Directions for this task: Take the listing and print it in full, exactly as given.
------------------------------------
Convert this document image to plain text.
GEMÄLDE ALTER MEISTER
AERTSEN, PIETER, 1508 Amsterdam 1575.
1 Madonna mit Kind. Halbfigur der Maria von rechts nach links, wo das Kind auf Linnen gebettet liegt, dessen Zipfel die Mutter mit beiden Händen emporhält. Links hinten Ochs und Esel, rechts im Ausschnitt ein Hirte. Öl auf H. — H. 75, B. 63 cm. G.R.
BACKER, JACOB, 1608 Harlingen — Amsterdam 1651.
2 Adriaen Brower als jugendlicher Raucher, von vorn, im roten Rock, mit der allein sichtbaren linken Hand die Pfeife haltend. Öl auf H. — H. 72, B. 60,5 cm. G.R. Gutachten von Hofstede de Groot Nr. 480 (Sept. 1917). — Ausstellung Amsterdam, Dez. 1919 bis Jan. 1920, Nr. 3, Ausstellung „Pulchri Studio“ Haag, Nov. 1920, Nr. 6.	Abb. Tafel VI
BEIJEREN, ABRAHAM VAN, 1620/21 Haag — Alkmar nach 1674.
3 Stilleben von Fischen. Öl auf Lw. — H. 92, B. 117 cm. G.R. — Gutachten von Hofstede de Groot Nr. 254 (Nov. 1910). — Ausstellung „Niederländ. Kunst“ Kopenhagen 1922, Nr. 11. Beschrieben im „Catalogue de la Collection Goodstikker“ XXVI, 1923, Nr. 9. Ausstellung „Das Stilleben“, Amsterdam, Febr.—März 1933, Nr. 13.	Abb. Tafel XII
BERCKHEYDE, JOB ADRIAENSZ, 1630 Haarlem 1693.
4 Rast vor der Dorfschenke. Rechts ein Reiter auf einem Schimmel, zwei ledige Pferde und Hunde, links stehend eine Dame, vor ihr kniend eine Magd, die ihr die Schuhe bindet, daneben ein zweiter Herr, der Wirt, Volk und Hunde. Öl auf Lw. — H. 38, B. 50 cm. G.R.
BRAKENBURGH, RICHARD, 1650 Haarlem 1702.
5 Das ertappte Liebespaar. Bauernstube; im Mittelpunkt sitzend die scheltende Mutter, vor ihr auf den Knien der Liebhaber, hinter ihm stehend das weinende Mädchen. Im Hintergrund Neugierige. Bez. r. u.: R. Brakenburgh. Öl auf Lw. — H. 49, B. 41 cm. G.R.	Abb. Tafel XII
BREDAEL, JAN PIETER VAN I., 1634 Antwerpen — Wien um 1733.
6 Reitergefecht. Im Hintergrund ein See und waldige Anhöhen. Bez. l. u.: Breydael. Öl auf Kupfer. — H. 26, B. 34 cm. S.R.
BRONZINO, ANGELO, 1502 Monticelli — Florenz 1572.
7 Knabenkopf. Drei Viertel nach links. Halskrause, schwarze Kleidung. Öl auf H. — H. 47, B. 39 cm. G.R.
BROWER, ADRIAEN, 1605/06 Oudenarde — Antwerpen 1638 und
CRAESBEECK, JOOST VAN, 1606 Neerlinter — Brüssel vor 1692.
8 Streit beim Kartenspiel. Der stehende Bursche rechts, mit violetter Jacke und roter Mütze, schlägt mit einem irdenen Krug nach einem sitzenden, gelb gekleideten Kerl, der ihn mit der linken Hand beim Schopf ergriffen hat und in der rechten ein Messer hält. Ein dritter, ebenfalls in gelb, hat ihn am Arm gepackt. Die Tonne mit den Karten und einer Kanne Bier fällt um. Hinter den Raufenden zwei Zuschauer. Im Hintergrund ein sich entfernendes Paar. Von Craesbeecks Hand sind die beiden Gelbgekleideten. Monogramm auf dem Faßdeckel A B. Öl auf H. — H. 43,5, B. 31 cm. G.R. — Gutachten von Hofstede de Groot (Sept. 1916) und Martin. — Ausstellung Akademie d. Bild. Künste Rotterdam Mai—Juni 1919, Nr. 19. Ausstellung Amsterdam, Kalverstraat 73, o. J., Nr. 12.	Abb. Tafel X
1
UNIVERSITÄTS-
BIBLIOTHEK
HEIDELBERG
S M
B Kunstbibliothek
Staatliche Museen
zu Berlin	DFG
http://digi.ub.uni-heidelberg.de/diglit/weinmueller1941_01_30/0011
------------------------------------
Solution for this exercise:
Convert this document image to plain text.
GEMÄLDE ALTER MEISTER
AERTSEN, PIETER, 1508 Amsterdam 1575.
1 Madonna mit Kind. Halbfigur der Maria von rechts nach links, wo das Kind auf Linnen gebettet liegt, dessen Zipfel die Mutter mit beiden Händen emporhält. Links hinten Ochs und Esel, rechts im Ausschnitt ein Hirte. Öl auf H. — H. 75, B. 63 cm. G.R.
BACKER, JACOB, 1608 Harlingen — Amsterdam 1651.
2 Adriaen Brower als jugendlicher Raucher, von vorn, im roten Rock, mit der allein sichtbaren linken Hand die Pfeife haltend. Öl auf H. — H. 72, B. 60,5 cm. G.R. Gutachten von Hofstede de Groot Nr. 480 (Sept. 1917). — Ausstellung Amsterdam, Dez. 1919 bis Jan. 1920, Nr. 3, Ausstellung „Pulchri Studio“ Haag, Nov. 1920, Nr. 6.	Abb. Tafel VI
BEIJEREN, ABRAHAM VAN, 1620/21 Haag — Alkmar nach 1674.
3 Stilleben von Fischen. Öl auf Lw. — H. 92, B. 117 cm. G.R. — Gutachten von Hofstede de Groot Nr. 254 (Nov. 1910). — Ausstellung „Niederländ. Kunst“ Kopenhagen 1922, Nr. 11. Beschrieben im „Catalogue de la Collection Goodstikker“ XXVI, 1923, Nr. 9. Ausstellung „Das Stilleben“, Amsterdam, Febr.—März 1933, Nr. 13.	Abb. Tafel XII
BERCKHEYDE, JOB ADRIAENSZ, 1630 Haarlem 1693.
4 Rast vor der Dorfschenke. Rechts ein Reiter auf einem Schimmel, zwei ledige Pferde und Hunde, links stehend eine Dame, vor ihr kniend eine Magd, die ihr die Schuhe bindet, daneben ein zweiter Herr, der Wirt, Volk und Hunde. Öl auf Lw. — H. 38, B. 50 cm. G.R.
BRAKENBURGH, RICHARD, 1650 Haarlem 1702.
5 Das ertappte Liebespaar. Bauernstube; im Mittelpunkt sitzend die scheltende Mutter, vor ihr auf den Knien der Liebhaber, hinter ihm stehend das weinende Mädchen. Im Hintergrund Neugierige. Bez. r. u.: R. Brakenburgh. Öl auf Lw. — H. 49, B. 41 cm. G.R.	Abb. Tafel XII
BREDAEL, JAN PIETER VAN I., 1634 Antwerpen — Wien um 1733.
6 Reitergefecht. Im Hintergrund ein See und waldige Anhöhen. Bez. l. u.: Breydael. Öl auf Kupfer. — H. 26, B. 34 cm. S.R.
BRONZINO, ANGELO, 1502 Monticelli — Florenz 1572.
7 Knabenkopf. Drei Viertel nach links. Halskrause, schwarze Kleidung. Öl auf H. — H. 47, B. 39 cm. G.R.
BROWER, ADRIAEN, 1605/06 Oudenarde — Antwerpen 1638 und
CRAESBEECK, JOOST VAN, 1606 Neerlinter — Brüssel vor 1692.
8 Streit beim Kartenspiel. Der stehende Bursche rechts, mit violetter Jacke und roter Mütze, schlägt mit einem irdenen Krug nach einem sitzenden, gelb gekleideten Kerl, der ihn mit der linken Hand beim Schopf ergriffen hat und in der rechten ein Messer hält. Ein dritter, ebenfalls in gelb, hat ihn am Arm gepackt. Die Tonne mit den Karten und einer Kanne Bier fällt um. Hinter den Raufenden zwei Zuschauer. Im Hintergrund ein sich entfernendes Paar. Von Craesbeecks Hand sind die beiden Gelbgekleideten. Monogramm auf dem Faßdeckel A B. Öl auf H. — H. 43,5, B. 31 cm. G.R. — Gutachten von Hofstede de Groot (Sept. 1916) und Martin. — Ausstellung Akademie d. Bild. Künste Rotterdam Mai—Juni 1919, Nr. 19. Ausstellung Amsterdam, Kalverstraat 73, o. J., Nr. 12.	Abb. Tafel X
1
UNIVERSITÄTS-
BIBLIOTHEK
HEIDELBERG
S M
B Kunstbibliothek
Staatliche Museen
zu Berlin	DFG
http://digi.ub.uni-heidelberg.de/diglit/weinmueller1941_01_30/0011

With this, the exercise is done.